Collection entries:
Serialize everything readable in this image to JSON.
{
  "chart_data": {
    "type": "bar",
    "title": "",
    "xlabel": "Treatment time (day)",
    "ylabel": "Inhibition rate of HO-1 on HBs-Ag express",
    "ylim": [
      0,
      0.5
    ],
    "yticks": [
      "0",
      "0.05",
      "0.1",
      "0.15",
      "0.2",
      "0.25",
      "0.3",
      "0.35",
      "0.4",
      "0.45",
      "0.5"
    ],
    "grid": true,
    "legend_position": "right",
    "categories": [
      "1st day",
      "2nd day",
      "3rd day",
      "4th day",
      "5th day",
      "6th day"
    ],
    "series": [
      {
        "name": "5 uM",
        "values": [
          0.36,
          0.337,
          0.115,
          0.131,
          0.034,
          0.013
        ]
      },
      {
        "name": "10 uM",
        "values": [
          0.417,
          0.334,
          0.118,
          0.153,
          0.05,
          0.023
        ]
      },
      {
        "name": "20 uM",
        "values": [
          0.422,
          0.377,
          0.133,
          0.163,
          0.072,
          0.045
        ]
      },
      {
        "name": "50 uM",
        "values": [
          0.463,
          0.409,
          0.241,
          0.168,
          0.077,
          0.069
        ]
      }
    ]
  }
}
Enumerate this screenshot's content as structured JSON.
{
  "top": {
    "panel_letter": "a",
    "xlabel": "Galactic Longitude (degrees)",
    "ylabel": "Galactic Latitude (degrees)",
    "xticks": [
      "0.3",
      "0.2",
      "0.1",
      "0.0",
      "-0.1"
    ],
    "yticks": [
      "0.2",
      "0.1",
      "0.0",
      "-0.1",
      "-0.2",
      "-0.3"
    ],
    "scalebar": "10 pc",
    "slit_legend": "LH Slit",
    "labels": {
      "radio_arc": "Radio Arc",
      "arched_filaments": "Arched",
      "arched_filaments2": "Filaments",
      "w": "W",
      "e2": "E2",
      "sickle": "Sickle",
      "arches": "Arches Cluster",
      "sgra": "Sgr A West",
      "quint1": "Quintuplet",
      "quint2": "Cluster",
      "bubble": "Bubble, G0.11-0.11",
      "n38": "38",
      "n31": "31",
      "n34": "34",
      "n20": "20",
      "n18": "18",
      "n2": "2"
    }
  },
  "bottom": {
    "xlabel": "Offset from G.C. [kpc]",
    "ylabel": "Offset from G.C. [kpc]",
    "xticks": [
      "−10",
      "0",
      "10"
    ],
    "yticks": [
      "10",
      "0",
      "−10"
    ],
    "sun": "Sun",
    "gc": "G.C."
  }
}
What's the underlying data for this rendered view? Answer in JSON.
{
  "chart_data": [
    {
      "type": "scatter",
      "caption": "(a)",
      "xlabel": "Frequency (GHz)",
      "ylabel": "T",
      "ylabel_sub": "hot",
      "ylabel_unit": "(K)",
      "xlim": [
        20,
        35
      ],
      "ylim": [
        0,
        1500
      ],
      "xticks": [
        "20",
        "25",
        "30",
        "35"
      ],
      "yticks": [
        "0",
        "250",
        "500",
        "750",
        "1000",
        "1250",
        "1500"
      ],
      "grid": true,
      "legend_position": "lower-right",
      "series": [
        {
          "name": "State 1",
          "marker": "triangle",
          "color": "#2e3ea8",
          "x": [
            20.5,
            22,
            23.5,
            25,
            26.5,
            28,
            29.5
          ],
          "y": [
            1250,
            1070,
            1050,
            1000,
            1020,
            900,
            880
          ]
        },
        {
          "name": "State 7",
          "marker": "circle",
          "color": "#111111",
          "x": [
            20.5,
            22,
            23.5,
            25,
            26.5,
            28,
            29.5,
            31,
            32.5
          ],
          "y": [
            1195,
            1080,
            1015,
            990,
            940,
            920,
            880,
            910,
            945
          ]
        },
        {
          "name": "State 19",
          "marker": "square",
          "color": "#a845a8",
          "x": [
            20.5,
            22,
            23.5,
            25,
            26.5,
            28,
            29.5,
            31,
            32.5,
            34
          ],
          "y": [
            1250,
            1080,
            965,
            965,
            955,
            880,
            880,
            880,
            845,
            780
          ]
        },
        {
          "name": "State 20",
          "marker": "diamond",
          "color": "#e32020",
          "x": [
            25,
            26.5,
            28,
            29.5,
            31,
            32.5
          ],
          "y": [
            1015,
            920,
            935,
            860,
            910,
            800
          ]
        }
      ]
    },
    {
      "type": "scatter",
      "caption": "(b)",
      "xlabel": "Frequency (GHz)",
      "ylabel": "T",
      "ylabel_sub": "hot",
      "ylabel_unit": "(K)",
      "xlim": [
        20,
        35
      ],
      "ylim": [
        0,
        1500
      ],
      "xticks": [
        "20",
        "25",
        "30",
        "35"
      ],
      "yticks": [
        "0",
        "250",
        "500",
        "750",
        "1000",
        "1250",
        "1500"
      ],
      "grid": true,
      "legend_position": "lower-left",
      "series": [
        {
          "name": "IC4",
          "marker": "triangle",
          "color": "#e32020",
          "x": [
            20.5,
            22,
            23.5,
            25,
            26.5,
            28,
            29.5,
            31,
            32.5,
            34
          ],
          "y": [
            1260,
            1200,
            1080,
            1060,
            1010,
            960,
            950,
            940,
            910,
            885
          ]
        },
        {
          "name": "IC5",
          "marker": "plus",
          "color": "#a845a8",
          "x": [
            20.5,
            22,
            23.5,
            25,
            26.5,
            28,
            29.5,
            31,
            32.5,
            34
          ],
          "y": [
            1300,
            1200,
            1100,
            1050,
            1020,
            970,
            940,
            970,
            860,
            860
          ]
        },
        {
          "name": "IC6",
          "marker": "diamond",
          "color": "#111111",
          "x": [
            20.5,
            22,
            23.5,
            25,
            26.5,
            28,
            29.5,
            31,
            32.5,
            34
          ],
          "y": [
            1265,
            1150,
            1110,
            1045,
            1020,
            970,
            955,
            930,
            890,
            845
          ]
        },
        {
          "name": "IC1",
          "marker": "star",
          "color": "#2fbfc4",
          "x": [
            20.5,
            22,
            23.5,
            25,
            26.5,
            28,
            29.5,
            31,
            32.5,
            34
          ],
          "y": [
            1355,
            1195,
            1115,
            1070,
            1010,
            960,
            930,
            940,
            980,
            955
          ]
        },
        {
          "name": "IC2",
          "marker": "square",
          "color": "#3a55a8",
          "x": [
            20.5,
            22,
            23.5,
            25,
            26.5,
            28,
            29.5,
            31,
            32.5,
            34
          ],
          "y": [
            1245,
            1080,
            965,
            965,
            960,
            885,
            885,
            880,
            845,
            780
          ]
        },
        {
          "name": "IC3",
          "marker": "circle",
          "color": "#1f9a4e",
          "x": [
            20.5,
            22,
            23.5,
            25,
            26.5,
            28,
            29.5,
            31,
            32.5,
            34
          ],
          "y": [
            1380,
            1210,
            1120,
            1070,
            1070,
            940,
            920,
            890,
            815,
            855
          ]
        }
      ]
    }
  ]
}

What is required
Every line of the material must be returned exactly as it appears.

Full response
Serialize everything readable in this image to JSON.
{
  "chart_data": {
    "type": "bar",
    "title": "",
    "xlabel": "Treatment time (day)",
    "ylabel": "Inhibition rate of HO-1 on HBs-Ag express",
    "ylim": [
      0,
      0.5
    ],
    "yticks": [
      "0",
      "0.05",
      "0.1",
      "0.15",
      "0.2",
      "0.25",
      "0.3",
      "0.35",
      "0.4",
      "0.45",
      "0.5"
    ],
    "grid": true,
    "legend_position": "right",
    "categories": [
      "1st day",
      "2nd day",
      "3rd day",
      "4th day",
      "5th day",
      "6th day"
    ],
    "series": [
      {
        "name": "5 uM",
        "values": [
          0.36,
          0.337,
          0.115,
          0.131,
          0.034,
          0.013
        ]
      },
      {
        "name": "10 uM",
        "values": [
          0.417,
          0.334,
          0.118,
          0.153,
          0.05,
          0.023
        ]
      },
      {
        "name": "20 uM",
        "values": [
          0.422,
          0.377,
          0.133,
          0.163,
          0.072,
          0.045
        ]
      },
      {
        "name": "50 uM",
        "values": [
          0.463,
          0.409,
          0.241,
          0.168,
          0.077,
          0.069
        ]
      }
    ]
  }
}
Enumerate this screenshot's content as structured JSON.
{
  "top": {
    "panel_letter": "a",
    "xlabel": "Galactic Longitude (degrees)",
    "ylabel": "Galactic Latitude (degrees)",
    "xticks": [
      "0.3",
      "0.2",
      "0.1",
      "0.0",
      "-0.1"
    ],
    "yticks": [
      "0.2",
      "0.1",
      "0.0",
      "-0.1",
      "-0.2",
      "-0.3"
    ],
    "scalebar": "10 pc",
    "slit_legend": "LH Slit",
    "labels": {
      "radio_arc": "Radio Arc",
      "arched_filaments": "Arched",
      "arched_filaments2": "Filaments",
      "w": "W",
      "e2": "E2",
      "sickle": "Sickle",
      "arches": "Arches Cluster",
      "sgra": "Sgr A West",
      "quint1": "Quintuplet",
      "quint2": "Cluster",
      "bubble": "Bubble, G0.11-0.11",
      "n38": "38",
      "n31": "31",
      "n34": "34",
      "n20": "20",
      "n18": "18",
      "n2": "2"
    }
  },
  "bottom": {
    "xlabel": "Offset from G.C. [kpc]",
    "ylabel": "Offset from G.C. [kpc]",
    "xticks": [
      "−10",
      "0",
      "10"
    ],
    "yticks": [
      "10",
      "0",
      "−10"
    ],
    "sun": "Sun",
    "gc": "G.C."
  }
}
What's the underlying data for this rendered view? Answer in JSON.
{
  "chart_data": [
    {
      "type": "scatter",
      "caption": "(a)",
      "xlabel": "Frequency (GHz)",
      "ylabel": "T",
      "ylabel_sub": "hot",
      "ylabel_unit": "(K)",
      "xlim": [
        20,
        35
      ],
      "ylim": [
        0,
        1500
      ],
      "xticks": [
        "20",
        "25",
        "30",
        "35"
      ],
      "yticks": [
        "0",
        "250",
        "500",
        "750",
        "1000",
        "1250",
        "1500"
      ],
      "grid": true,
      "legend_position": "lower-right",
      "series": [
        {
          "name": "State 1",
          "marker": "triangle",
          "color": "#2e3ea8",
          "x": [
            20.5,
            22,
            23.5,
            25,
            26.5,
            28,
            29.5
          ],
          "y": [
            1250,
            1070,
            1050,
            1000,
            1020,
            900,
            880
          ]
        },
        {
          "name": "State 7",
          "marker": "circle",
          "color": "#111111",
          "x": [
            20.5,
            22,
            23.5,
            25,
            26.5,
            28,
            29.5,
            31,
            32.5
          ],
          "y": [
            1195,
            1080,
            1015,
            990,
            940,
            920,
            880,
            910,
            945
          ]
        },
        {
          "name": "State 19",
          "marker": "square",
          "color": "#a845a8",
          "x": [
            20.5,
            22,
            23.5,
            25,
            26.5,
            28,
            29.5,
            31,
            32.5,
            34
          ],
          "y": [
            1250,
            1080,
            965,
            965,
            955,
            880,
            880,
            880,
            845,
            780
          ]
        },
        {
          "name": "State 20",
          "marker": "diamond",
          "color": "#e32020",
          "x": [
            25,
            26.5,
            28,
            29.5,
            31,
            32.5
          ],
          "y": [
            1015,
            920,
            935,
            860,
            910,
            800
          ]
        }
      ]
    },
    {
      "type": "scatter",
      "caption": "(b)",
      "xlabel": "Frequency (GHz)",
      "ylabel": "T",
      "ylabel_sub": "hot",
      "ylabel_unit": "(K)",
      "xlim": [
        20,
        35
      ],
      "ylim": [
        0,
        1500
      ],
      "xticks": [
        "20",
        "25",
        "30",
        "35"
      ],
      "yticks": [
        "0",
        "250",
        "500",
        "750",
        "1000",
        "1250",
        "1500"
      ],
      "grid": true,
      "legend_position": "lower-left",
      "series": [
        {
          "name": "IC4",
          "marker": "triangle",
          "color": "#e32020",
          "x": [
            20.5,
            22,
            23.5,
            25,
            26.5,
            28,
            29.5,
            31,
            32.5,
            34
          ],
          "y": [
            1260,
            1200,
            1080,
            1060,
            1010,
            960,
            950,
            940,
            910,
            885
          ]
        },
        {
          "name": "IC5",
          "marker": "plus",
          "color": "#a845a8",
          "x": [
            20.5,
            22,
            23.5,
            25,
            26.5,
            28,
            29.5,
            31,
            32.5,
            34
          ],
          "y": [
            1300,
            1200,
            1100,
            1050,
            1020,
            970,
            940,
            970,
            860,
            860
          ]
        },
        {
          "name": "IC6",
          "marker": "diamond",
          "color": "#111111",
          "x": [
            20.5,
            22,
            23.5,
            25,
            26.5,
            28,
            29.5,
            31,
            32.5,
            34
          ],
          "y": [
            1265,
            1150,
            1110,
            1045,
            1020,
            970,
            955,
            930,
            890,
            845
          ]
        },
        {
          "name": "IC1",
          "marker": "star",
          "color": "#2fbfc4",
          "x": [
            20.5,
            22,
            23.5,
            25,
            26.5,
            28,
            29.5,
            31,
            32.5,
            34
          ],
          "y": [
            1355,
            1195,
            1115,
            1070,
            1010,
            960,
            930,
            940,
            980,
            955
          ]
        },
        {
          "name": "IC2",
          "marker": "square",
          "color": "#3a55a8",
          "x": [
            20.5,
            22,
            23.5,
            25,
            26.5,
            28,
            29.5,
            31,
            32.5,
            34
          ],
          "y": [
            1245,
            1080,
            965,
            965,
            960,
            885,
            885,
            880,
            845,
            780
          ]
        },
        {
          "name": "IC3",
          "marker": "circle",
          "color": "#1f9a4e",
          "x": [
            20.5,
            22,
            23.5,
            25,
            26.5,
            28,
            29.5,
            31,
            32.5,
            34
          ],
          "y": [
            1380,
            1210,
            1120,
            1070,
            1070,
            940,
            920,
            890,
            815,
            855
          ]
        }
      ]
    }
  ]
}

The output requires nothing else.